## Task instructions:
Return the records word for word. Any pictures in them are not part of the copy.
**********
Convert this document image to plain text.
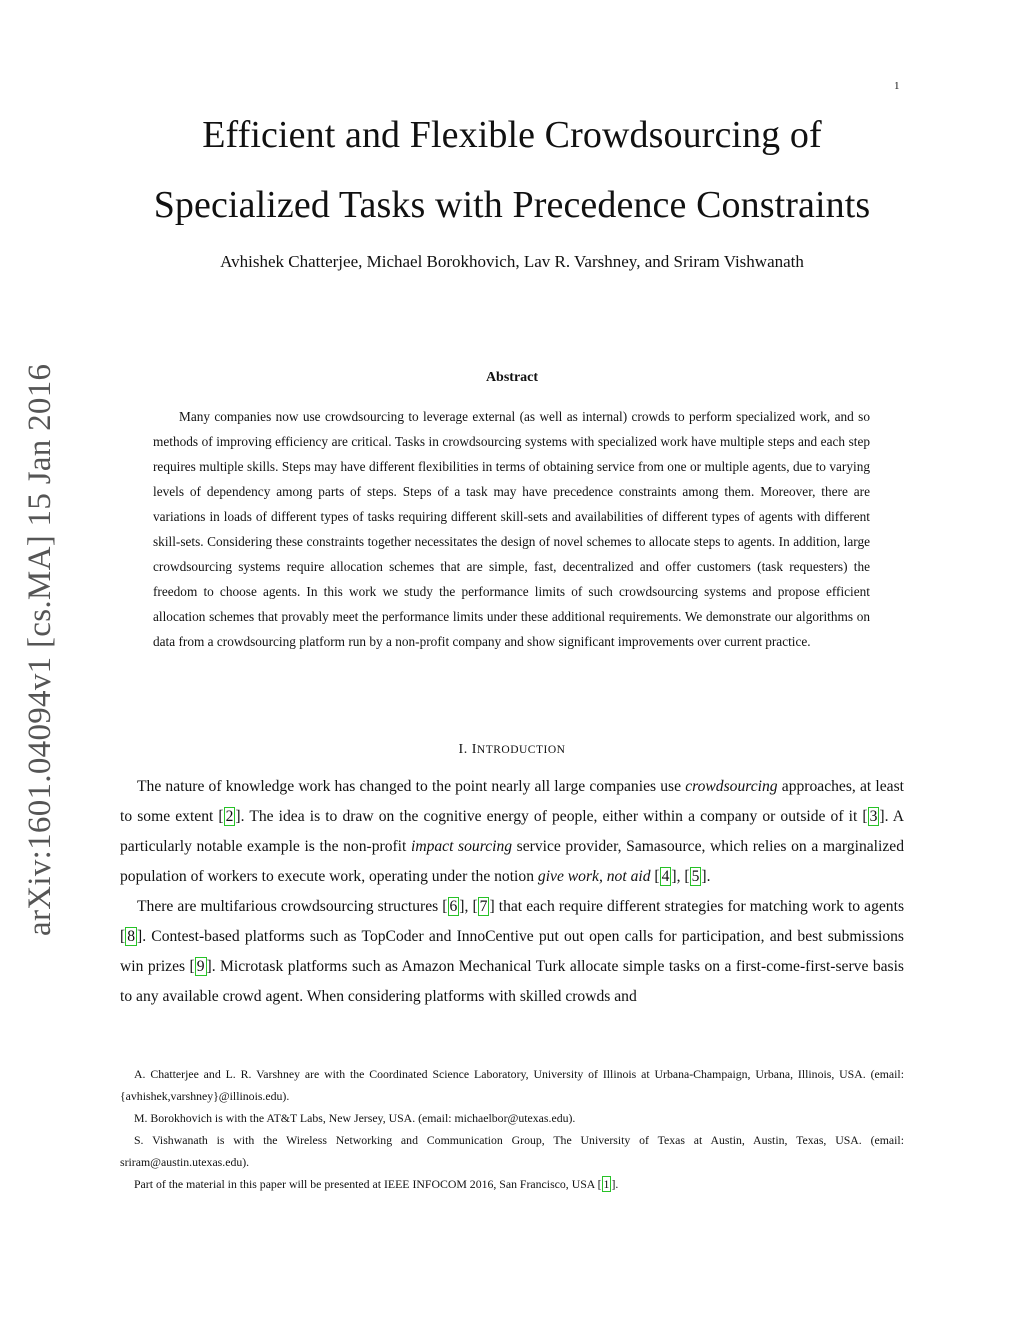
1
Efficient and Flexible Crowdsourcing of
Specialized Tasks with Precedence Constraints
Avhishek Chatterjee, Michael Borokhovich, Lav R. Varshney, and Sriram Vishwanath
arXiv:1601.04094v1 [cs.MA] 15 Jan 2016	Abstract

Many companies now use crowdsourcing to leverage external (as well as internal) crowds to perform specialized work, and so methods of improving efficiency are critical. Tasks in crowdsourcing systems with specialized work have multiple steps and each step requires multiple skills. Steps may have different flexibilities in terms of obtaining service from one or multiple agents, due to varying levels of dependency among parts of steps. Steps of a task may have precedence constraints among them. Moreover, there are variations in loads of different types of tasks requiring different skill-sets and availabilities of different types of agents with different skill-sets. Considering these constraints together necessitates the design of novel schemes to allocate steps to agents. In addition, large crowdsourcing systems require allocation schemes that are simple, fast, decentralized and offer customers (task requesters) the freedom to choose agents. In this work we study the performance limits of such crowdsourcing systems and propose efficient allocation schemes that provably meet the performance limits under these additional requirements. We demonstrate our algorithms on data from a crowdsourcing platform run by a non-profit company and show significant improvements over current practice.

I. INTRODUCTION

The nature of knowledge work has changed to the point nearly all large companies use crowdsourcing approaches, at least to some extent [ 2 ]. The idea is to draw on the cognitive energy of people, either within a company or outside of it [ 3 ]. A particularly notable example is the non-profit impact sourcing service provider, Samasource, which relies on a marginalized population of workers to execute work, operating under the notion give work, not aid [ 4 ], [ 5 ].

There are multifarious crowdsourcing structures [ 6 ], [ 7 ] that each require different strategies for matching work to agents [ 8 ]. Contest-based platforms such as TopCoder and InnoCentive put out open calls for participation, and best submissions win prizes [ 9 ]. Microtask platforms such as Amazon Mechanical Turk allocate simple tasks on a first-come-first-serve basis to any available crowd agent. When considering platforms with skilled crowds and

A. Chatterjee and L. R. Varshney are with the Coordinated Science Laboratory, University of Illinois at Urbana-Champaign, Urbana, Illinois, USA. (email: {avhishek,varshney}@illinois.edu).

M. Borokhovich is with the AT&T Labs, New Jersey, USA. (email: michaelbor@utexas.edu).

S. Vishwanath is with the Wireless Networking and Communication Group, The University of Texas at Austin, Austin, Texas, USA. (email: sriram@austin.utexas.edu).

Part of the material in this paper will be presented at IEEE INFOCOM 2016, San Francisco, USA [ 1 ].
**********
## Result for this task:
Convert this document image to plain text.
1
Efficient and Flexible Crowdsourcing of
Specialized Tasks with Precedence Constraints
Avhishek Chatterjee, Michael Borokhovich, Lav R. Varshney, and Sriram Vishwanath
arXiv:1601.04094v1 [cs.MA] 15 Jan 2016	Abstract

Many companies now use crowdsourcing to leverage external (as well as internal) crowds to perform specialized work, and so methods of improving efficiency are critical. Tasks in crowdsourcing systems with specialized work have multiple steps and each step requires multiple skills. Steps may have different flexibilities in terms of obtaining service from one or multiple agents, due to varying levels of dependency among parts of steps. Steps of a task may have precedence constraints among them. Moreover, there are variations in loads of different types of tasks requiring different skill-sets and availabilities of different types of agents with different skill-sets. Considering these constraints together necessitates the design of novel schemes to allocate steps to agents. In addition, large crowdsourcing systems require allocation schemes that are simple, fast, decentralized and offer customers (task requesters) the freedom to choose agents. In this work we study the performance limits of such crowdsourcing systems and propose efficient allocation schemes that provably meet the performance limits under these additional requirements. We demonstrate our algorithms on data from a crowdsourcing platform run by a non-profit company and show significant improvements over current practice.

I. INTRODUCTION

The nature of knowledge work has changed to the point nearly all large companies use crowdsourcing approaches, at least to some extent [ 2 ]. The idea is to draw on the cognitive energy of people, either within a company or outside of it [ 3 ]. A particularly notable example is the non-profit impact sourcing service provider, Samasource, which relies on a marginalized population of workers to execute work, operating under the notion give work, not aid [ 4 ], [ 5 ].

There are multifarious crowdsourcing structures [ 6 ], [ 7 ] that each require different strategies for matching work to agents [ 8 ]. Contest-based platforms such as TopCoder and InnoCentive put out open calls for participation, and best submissions win prizes [ 9 ]. Microtask platforms such as Amazon Mechanical Turk allocate simple tasks on a first-come-first-serve basis to any available crowd agent. When considering platforms with skilled crowds and

A. Chatterjee and L. R. Varshney are with the Coordinated Science Laboratory, University of Illinois at Urbana-Champaign, Urbana, Illinois, USA. (email: {avhishek,varshney}@illinois.edu).

M. Borokhovich is with the AT&T Labs, New Jersey, USA. (email: michaelbor@utexas.edu).

S. Vishwanath is with the Wireless Networking and Communication Group, The University of Texas at Austin, Austin, Texas, USA. (email: sriram@austin.utexas.edu).

Part of the material in this paper will be presented at IEEE INFOCOM 2016, San Francisco, USA [ 1 ].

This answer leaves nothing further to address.